(Stored data entries)

------------------------------------

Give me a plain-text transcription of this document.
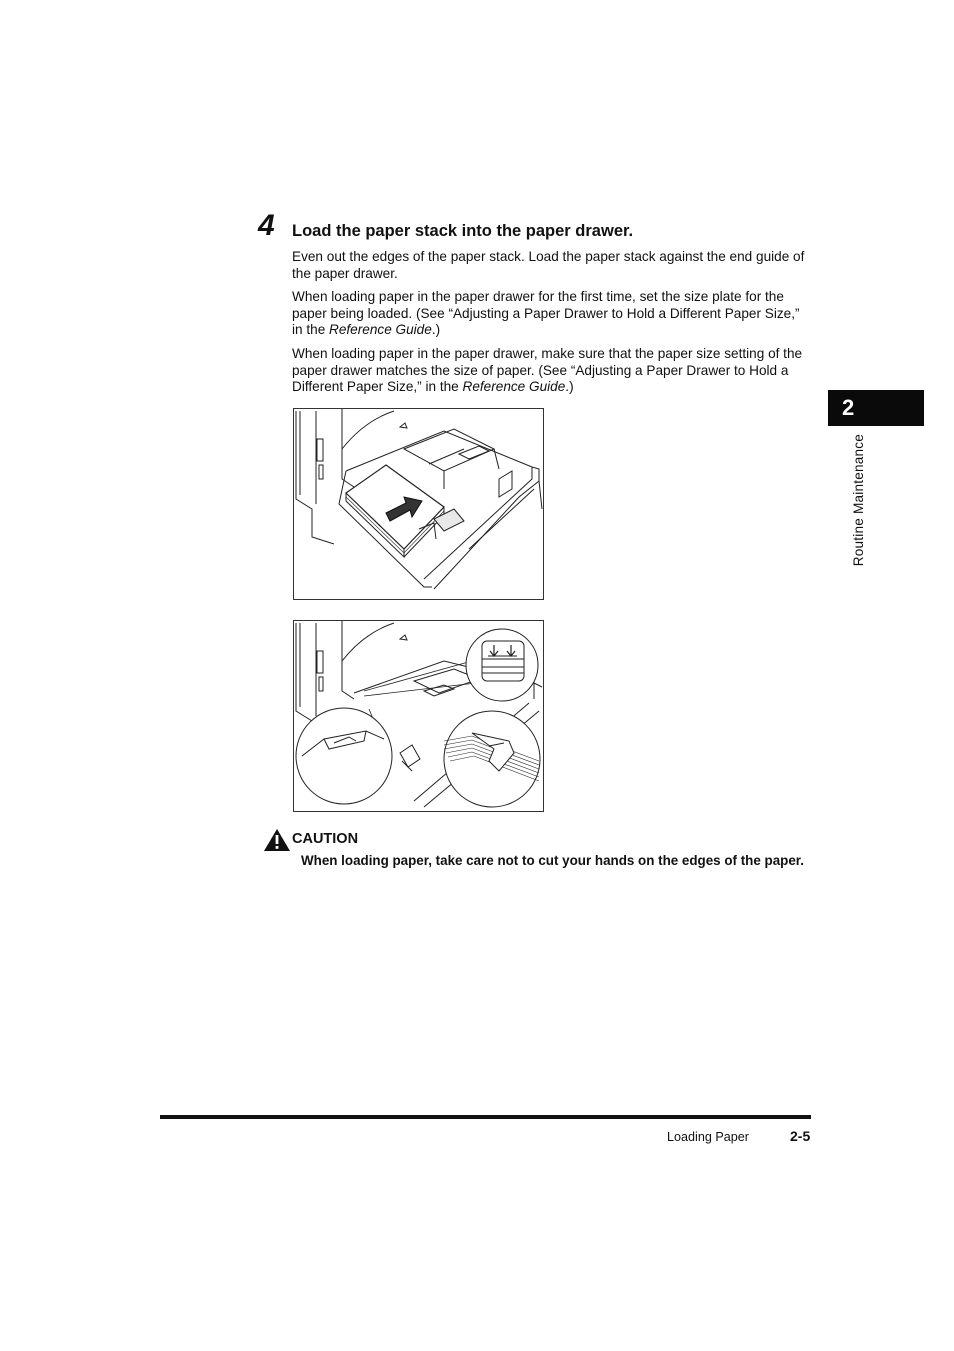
4 Load the paper stack into the paper drawer.

Even out the edges of the paper stack. Load the paper stack against the end guide of the paper drawer.

When loading paper in the paper drawer for the first time, set the size plate for the paper being loaded. (See “Adjusting a Paper Drawer to Hold a Different Paper Size,” in the Reference Guide.)

When loading paper in the paper drawer, make sure that the paper size setting of the paper drawer matches the size of paper. (See “Adjusting a Paper Drawer to Hold a Different Paper Size,” in the Reference Guide.)

CAUTION

When loading paper, take care not to cut your hands on the edges of the paper.

2
Routine Maintenance
Loading Paper	2-5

------------------------------------

Problem statement:
Copy out every line with the word "Different".

Exercise result:
When loading paper in the paper drawer for the first time, set the size plate for the paper being loaded. (See “Adjusting a Paper Drawer to Hold a Different Paper Size,” in the Reference Guide.)
When loading paper in the paper drawer, make sure that the paper size setting of the paper drawer matches the size of paper. (See “Adjusting a Paper Drawer to Hold a Different Paper Size,” in the Reference Guide.)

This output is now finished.